Set problem:
For each line in the data below that holds "JSON", return a copy.
---+---
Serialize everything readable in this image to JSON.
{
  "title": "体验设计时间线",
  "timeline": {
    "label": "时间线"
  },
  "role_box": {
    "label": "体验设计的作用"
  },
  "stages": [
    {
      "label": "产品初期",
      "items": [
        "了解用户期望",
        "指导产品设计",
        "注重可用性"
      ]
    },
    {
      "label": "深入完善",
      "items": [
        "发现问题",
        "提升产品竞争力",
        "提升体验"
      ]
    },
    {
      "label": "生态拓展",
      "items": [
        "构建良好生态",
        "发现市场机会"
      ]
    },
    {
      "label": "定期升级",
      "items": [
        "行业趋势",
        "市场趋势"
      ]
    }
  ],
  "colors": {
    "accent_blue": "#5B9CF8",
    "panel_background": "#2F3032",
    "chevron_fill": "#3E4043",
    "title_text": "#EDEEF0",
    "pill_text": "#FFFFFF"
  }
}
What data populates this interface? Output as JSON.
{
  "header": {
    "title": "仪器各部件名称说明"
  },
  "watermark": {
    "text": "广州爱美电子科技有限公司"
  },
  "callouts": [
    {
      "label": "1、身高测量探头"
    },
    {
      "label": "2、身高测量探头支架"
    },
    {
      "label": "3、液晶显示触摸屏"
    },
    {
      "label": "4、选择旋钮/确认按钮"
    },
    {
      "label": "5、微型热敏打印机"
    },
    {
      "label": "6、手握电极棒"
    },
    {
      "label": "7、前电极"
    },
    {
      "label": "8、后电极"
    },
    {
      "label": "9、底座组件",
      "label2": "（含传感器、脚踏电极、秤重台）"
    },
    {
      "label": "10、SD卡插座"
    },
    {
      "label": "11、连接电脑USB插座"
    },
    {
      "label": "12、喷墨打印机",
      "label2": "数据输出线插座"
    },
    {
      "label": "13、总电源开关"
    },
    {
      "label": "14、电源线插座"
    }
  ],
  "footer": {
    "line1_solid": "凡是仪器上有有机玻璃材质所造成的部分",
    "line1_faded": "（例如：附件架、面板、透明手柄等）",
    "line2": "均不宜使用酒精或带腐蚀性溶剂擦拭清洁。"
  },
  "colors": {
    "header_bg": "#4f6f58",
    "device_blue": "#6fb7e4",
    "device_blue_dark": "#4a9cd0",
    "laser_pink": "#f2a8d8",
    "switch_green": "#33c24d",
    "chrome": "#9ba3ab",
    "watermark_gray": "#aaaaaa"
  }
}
---+---
Full solution:
Serialize everything readable in this image to JSON.
What data populates this interface? Output as JSON.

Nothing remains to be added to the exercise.